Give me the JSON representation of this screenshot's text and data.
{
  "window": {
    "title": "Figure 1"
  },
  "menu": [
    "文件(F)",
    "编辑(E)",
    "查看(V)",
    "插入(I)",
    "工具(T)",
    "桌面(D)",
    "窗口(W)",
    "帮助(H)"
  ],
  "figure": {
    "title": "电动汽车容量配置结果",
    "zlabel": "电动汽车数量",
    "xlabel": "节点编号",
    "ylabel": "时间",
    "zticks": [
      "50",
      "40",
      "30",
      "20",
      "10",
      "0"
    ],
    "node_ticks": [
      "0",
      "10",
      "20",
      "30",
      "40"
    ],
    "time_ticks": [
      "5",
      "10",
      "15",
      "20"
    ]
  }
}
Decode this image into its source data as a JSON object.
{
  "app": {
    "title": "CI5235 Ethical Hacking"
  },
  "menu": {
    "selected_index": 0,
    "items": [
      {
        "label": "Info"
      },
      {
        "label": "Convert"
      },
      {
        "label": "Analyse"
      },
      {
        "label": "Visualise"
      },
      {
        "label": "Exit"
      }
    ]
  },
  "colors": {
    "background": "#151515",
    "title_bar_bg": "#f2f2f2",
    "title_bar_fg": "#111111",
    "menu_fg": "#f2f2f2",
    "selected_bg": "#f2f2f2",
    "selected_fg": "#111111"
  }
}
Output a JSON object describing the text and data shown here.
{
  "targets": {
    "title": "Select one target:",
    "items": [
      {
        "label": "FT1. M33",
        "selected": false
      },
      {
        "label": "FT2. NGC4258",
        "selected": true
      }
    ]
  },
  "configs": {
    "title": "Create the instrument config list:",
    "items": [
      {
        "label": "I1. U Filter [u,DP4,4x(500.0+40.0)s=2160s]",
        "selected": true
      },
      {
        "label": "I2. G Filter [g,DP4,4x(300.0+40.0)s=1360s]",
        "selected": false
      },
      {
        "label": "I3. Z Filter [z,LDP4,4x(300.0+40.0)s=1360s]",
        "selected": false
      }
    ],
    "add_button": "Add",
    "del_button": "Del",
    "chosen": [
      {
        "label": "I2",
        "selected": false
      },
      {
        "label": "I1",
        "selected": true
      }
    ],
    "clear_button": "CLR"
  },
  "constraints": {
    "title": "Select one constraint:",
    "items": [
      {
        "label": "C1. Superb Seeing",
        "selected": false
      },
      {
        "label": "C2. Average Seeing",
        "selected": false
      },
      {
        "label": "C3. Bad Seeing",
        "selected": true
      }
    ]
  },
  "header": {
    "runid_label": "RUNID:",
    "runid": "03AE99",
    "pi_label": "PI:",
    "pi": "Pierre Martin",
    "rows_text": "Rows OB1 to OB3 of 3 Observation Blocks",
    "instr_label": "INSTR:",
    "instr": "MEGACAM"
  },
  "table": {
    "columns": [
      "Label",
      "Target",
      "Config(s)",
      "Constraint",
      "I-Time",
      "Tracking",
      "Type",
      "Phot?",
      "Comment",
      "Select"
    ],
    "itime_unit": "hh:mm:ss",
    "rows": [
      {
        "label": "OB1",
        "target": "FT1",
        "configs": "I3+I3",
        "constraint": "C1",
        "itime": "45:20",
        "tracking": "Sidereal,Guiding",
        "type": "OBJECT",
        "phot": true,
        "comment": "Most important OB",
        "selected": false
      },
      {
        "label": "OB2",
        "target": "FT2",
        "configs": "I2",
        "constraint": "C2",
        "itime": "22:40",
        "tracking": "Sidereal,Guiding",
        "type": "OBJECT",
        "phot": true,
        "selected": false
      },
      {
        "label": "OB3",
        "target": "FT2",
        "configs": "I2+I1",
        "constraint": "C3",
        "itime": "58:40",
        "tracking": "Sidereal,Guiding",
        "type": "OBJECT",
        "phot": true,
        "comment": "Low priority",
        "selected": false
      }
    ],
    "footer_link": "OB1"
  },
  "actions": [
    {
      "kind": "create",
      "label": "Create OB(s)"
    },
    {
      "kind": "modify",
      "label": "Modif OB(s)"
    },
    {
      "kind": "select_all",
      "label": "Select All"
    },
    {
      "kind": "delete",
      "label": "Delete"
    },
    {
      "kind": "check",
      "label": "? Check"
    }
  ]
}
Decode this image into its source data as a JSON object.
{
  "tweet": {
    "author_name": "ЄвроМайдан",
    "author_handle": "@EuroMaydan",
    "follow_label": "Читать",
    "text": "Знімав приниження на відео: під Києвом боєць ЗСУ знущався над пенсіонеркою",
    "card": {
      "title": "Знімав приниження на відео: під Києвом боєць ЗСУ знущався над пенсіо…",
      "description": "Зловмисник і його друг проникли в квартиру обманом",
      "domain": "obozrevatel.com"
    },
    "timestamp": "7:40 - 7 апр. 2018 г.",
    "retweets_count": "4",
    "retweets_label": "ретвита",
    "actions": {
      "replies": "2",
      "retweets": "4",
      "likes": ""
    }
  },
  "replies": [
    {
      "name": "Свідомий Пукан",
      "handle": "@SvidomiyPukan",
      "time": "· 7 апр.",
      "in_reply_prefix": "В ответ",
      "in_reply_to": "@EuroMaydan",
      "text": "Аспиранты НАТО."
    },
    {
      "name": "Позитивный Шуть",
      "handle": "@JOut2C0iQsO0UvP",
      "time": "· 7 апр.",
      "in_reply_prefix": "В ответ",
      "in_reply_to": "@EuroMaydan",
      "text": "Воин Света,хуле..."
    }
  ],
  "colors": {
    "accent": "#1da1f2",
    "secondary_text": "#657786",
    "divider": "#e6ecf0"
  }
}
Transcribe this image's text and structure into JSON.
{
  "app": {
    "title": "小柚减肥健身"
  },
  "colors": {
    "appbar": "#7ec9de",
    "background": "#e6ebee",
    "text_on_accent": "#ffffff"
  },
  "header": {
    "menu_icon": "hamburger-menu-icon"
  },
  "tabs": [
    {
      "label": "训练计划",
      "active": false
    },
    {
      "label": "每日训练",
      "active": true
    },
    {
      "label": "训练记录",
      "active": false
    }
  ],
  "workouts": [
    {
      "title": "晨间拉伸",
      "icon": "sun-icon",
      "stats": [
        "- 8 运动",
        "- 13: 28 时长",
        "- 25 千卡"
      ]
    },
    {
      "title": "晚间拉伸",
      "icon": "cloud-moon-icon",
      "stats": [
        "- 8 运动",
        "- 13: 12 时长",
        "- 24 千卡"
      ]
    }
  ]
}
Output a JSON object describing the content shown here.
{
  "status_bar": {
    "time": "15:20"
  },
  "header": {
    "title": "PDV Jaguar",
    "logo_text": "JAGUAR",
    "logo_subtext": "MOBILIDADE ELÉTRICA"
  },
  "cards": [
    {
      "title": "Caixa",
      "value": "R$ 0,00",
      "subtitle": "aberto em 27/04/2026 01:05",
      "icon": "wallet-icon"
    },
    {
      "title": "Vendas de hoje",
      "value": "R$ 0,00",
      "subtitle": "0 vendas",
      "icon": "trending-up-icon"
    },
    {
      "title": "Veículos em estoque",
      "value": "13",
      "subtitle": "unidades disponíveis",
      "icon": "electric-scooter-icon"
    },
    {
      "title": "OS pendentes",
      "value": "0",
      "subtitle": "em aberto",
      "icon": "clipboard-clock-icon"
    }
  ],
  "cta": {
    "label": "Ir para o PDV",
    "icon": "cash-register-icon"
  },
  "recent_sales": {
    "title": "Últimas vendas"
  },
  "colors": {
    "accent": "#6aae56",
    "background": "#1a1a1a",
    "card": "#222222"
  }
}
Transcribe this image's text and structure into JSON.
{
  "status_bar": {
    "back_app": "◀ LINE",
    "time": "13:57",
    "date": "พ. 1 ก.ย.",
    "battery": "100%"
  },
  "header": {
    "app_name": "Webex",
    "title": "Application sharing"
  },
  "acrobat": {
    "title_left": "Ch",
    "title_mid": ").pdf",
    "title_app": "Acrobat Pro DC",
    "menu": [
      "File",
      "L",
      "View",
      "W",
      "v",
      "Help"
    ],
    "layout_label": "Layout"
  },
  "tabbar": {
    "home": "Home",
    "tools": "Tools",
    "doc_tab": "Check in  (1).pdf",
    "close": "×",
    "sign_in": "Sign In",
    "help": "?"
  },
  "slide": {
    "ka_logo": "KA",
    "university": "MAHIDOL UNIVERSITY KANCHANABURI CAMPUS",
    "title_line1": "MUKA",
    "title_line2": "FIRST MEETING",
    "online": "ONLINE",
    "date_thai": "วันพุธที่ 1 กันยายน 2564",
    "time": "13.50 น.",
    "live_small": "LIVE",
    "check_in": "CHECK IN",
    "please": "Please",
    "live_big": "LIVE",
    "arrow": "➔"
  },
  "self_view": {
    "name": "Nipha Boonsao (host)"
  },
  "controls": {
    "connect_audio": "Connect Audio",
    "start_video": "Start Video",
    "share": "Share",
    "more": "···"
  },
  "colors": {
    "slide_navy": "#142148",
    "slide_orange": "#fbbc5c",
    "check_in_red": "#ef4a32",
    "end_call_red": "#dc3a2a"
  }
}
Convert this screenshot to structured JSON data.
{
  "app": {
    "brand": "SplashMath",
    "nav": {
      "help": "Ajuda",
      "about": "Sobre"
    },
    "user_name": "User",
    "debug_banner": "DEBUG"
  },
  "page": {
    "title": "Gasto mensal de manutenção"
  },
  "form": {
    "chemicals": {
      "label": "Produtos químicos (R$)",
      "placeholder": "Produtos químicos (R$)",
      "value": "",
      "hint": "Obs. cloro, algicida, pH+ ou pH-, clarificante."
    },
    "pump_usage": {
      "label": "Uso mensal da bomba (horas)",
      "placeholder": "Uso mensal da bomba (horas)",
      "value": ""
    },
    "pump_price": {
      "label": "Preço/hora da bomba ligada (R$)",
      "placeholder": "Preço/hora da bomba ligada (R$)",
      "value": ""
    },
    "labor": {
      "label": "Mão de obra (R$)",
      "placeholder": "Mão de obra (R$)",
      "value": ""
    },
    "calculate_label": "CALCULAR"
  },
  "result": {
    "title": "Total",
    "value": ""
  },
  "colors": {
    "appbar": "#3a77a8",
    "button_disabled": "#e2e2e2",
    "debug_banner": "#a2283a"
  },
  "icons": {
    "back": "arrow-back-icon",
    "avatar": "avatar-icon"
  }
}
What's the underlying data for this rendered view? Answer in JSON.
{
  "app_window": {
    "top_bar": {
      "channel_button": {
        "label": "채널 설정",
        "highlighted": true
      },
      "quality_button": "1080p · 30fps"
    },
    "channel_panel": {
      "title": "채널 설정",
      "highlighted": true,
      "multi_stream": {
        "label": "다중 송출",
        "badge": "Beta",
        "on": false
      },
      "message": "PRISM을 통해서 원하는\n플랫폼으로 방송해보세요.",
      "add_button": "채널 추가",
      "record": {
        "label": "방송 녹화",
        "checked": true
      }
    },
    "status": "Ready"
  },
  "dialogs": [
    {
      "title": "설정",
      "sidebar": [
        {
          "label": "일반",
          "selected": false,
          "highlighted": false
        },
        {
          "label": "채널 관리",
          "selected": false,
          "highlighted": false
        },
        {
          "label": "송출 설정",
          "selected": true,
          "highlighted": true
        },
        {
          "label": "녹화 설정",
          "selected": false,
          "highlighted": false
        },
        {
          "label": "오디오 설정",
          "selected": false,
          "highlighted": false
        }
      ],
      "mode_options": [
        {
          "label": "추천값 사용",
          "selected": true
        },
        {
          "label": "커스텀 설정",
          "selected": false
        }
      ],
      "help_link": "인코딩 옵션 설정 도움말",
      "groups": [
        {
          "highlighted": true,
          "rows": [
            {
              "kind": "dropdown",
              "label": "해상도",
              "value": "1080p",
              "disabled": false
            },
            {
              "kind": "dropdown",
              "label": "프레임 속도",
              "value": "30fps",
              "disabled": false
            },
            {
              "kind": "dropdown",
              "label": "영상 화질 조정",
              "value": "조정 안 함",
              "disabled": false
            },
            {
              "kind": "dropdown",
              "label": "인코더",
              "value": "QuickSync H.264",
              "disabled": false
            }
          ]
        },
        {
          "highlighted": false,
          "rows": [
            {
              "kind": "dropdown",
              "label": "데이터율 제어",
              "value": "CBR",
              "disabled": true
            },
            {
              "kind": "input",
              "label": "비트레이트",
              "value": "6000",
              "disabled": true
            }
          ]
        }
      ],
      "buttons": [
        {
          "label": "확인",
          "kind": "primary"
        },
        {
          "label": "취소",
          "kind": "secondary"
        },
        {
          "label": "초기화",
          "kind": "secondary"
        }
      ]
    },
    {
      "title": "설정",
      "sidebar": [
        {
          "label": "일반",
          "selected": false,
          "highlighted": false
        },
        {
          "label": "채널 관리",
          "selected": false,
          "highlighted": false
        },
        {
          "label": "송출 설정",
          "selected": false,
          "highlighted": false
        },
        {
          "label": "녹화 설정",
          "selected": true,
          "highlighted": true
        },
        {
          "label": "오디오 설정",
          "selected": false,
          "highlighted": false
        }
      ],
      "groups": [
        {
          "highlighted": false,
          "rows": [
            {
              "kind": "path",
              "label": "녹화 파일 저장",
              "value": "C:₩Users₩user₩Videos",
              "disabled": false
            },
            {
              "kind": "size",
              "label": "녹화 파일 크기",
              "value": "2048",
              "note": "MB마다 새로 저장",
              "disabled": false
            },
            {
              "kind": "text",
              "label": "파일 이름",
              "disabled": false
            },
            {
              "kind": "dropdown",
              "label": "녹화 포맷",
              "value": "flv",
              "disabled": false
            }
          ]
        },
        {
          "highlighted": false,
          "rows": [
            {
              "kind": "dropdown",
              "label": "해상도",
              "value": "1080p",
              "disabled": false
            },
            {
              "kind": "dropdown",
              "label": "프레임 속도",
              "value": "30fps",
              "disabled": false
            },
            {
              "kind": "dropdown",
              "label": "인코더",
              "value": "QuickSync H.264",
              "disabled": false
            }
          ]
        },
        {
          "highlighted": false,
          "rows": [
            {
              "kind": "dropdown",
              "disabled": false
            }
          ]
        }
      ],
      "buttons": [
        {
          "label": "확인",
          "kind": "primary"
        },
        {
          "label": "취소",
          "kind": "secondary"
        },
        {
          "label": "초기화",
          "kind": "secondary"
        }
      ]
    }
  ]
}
○ ○ ○
# [PROBLEM STATEMENT]
Search the entries for the word "Seeing" and copy every line that has it.

# [SOLUTION FOR THIS TASK]
        "label": "C1. Superb Seeing",
        "label": "C2. Average Seeing",
        "label": "C3. Bad Seeing",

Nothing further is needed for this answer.